Reproduce the text below on telling whether text is in English, word for word and in full.

* begin Text section *

Determine if text is in English?

python scikit-learn nlp nltk

44,405

Solution 1

There is a library called langdetect. It is ported from Google's language-detection available here:

https://pypi.python.org/pypi/langdetect

It supports 55 languages out of the box.

Solution 2

You might be interested in my paper The WiLI benchmark dataset for written language identification. I also benchmarked a couple of tools.

TL;DR:

CLD-2 is pretty good and extremely fast
lang-detect is a tiny bit better, but much slower
langid is good, but CLD-2 and lang-detect are much better
NLTK's Textcat is neither efficient nor effective.

You can install lidtk and classify languages:

$ lidtk cld2 predict --text "this is some text written in English"
eng
$ lidtk cld2 predict --text "this is some more text written in English"
eng
$ lidtk cld2 predict --text "Ce n'est pas en anglais"                  
fra

Solution 3

Pretrained Fast Text Model Worked Best For My Similar Needs

I arrived at your question with a very similar need. I appreciated Martin Thoma's answer. However, I found the most help from Rabash's answer part 7 HERE.

After experimenting to find what worked best for my needs, which were making sure text files were in English in 60,000+ text files, I found that fasttext was an excellent tool.

* end Text section *
* begin Dataset section *

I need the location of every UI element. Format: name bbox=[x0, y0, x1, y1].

* end Dataset section *

Solution for this exercise:
Determine if text is in English?

python scikit-learn nlp nltk

44,405

Solution 1

There is a library called langdetect. It is ported from Google's language-detection available here:

https://pypi.python.org/pypi/langdetect

It supports 55 languages out of the box.

Solution 2

You might be interested in my paper The WiLI benchmark dataset for written language identification. I also benchmarked a couple of tools.

TL;DR:

CLD-2 is pretty good and extremely fast
lang-detect is a tiny bit better, but much slower
langid is good, but CLD-2 and lang-detect are much better
NLTK's Textcat is neither efficient nor effective.

You can install lidtk and classify languages:

$ lidtk cld2 predict --text "this is some text written in English"
eng
$ lidtk cld2 predict --text "this is some more text written in English"
eng
$ lidtk cld2 predict --text "Ce n'est pas en anglais"                  
fra

Solution 3

Pretrained Fast Text Model Worked Best For My Similar Needs

I arrived at your question with a very similar need. I appreciated Martin Thoma's answer. However, I found the most help from Rabash's answer part 7 HERE.

After experimenting to find what worked best for my needs, which were making sure text files were in English in 60,000+ text files, I found that fasttext was an excellent tool.